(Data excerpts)
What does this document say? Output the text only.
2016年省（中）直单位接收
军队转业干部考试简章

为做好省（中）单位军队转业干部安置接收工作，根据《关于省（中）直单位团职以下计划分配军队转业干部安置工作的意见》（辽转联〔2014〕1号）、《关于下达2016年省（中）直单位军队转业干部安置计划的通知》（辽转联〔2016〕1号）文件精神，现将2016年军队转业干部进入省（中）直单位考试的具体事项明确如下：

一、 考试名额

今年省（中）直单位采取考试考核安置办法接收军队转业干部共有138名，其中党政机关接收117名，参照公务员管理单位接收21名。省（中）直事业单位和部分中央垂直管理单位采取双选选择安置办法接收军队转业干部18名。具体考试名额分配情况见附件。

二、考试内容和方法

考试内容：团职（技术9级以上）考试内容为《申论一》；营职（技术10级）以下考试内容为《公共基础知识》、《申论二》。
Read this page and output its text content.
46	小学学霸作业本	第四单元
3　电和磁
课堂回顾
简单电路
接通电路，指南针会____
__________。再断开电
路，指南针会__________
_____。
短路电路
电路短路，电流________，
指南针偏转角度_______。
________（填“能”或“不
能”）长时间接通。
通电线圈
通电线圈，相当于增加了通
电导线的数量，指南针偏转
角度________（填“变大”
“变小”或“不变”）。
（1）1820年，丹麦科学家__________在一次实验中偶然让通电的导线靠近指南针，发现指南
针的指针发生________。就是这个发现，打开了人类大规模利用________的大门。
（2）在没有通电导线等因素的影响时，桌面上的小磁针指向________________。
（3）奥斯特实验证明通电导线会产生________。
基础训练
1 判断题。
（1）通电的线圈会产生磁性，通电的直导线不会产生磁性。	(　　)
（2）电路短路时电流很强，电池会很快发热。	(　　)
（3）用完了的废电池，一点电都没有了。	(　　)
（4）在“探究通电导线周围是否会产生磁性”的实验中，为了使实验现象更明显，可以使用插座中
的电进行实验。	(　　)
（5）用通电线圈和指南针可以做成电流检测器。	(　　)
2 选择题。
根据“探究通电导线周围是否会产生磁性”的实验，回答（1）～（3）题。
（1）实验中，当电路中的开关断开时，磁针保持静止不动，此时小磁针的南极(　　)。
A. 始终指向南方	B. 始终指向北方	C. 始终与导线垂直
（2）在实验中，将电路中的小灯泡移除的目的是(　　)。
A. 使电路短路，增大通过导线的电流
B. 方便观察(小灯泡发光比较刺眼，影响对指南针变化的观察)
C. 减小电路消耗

- Objective -
Take the line in which "Read this page and output its text content." occurs and each subsequent line through the end; give these lines again without alteration.

- Answer to this problem -
Read this page and output its text content.
46	小学学霸作业本	第四单元
3　电和磁
课堂回顾
简单电路
接通电路，指南针会____
__________。再断开电
路，指南针会__________
_____。
短路电路
电路短路，电流________，
指南针偏转角度_______。
________（填“能”或“不
能”）长时间接通。
通电线圈
通电线圈，相当于增加了通
电导线的数量，指南针偏转
角度________（填“变大”
“变小”或“不变”）。
（1）1820年，丹麦科学家__________在一次实验中偶然让通电的导线靠近指南针，发现指南
针的指针发生________。就是这个发现，打开了人类大规模利用________的大门。
（2）在没有通电导线等因素的影响时，桌面上的小磁针指向________________。
（3）奥斯特实验证明通电导线会产生________。
基础训练
1 判断题。
（1）通电的线圈会产生磁性，通电的直导线不会产生磁性。	(　　)
（2）电路短路时电流很强，电池会很快发热。	(　　)
（3）用完了的废电池，一点电都没有了。	(　　)
（4）在“探究通电导线周围是否会产生磁性”的实验中，为了使实验现象更明显，可以使用插座中
的电进行实验。	(　　)
（5）用通电线圈和指南针可以做成电流检测器。	(　　)
2 选择题。
根据“探究通电导线周围是否会产生磁性”的实验，回答（1）～（3）题。
（1）实验中，当电路中的开关断开时，磁针保持静止不动，此时小磁针的南极(　　)。
A. 始终指向南方	B. 始终指向北方	C. 始终与导线垂直
（2）在实验中，将电路中的小灯泡移除的目的是(　　)。
A. 使电路短路，增大通过导线的电流
B. 方便观察(小灯泡发光比较刺眼，影响对指南针变化的观察)
C. 减小电路消耗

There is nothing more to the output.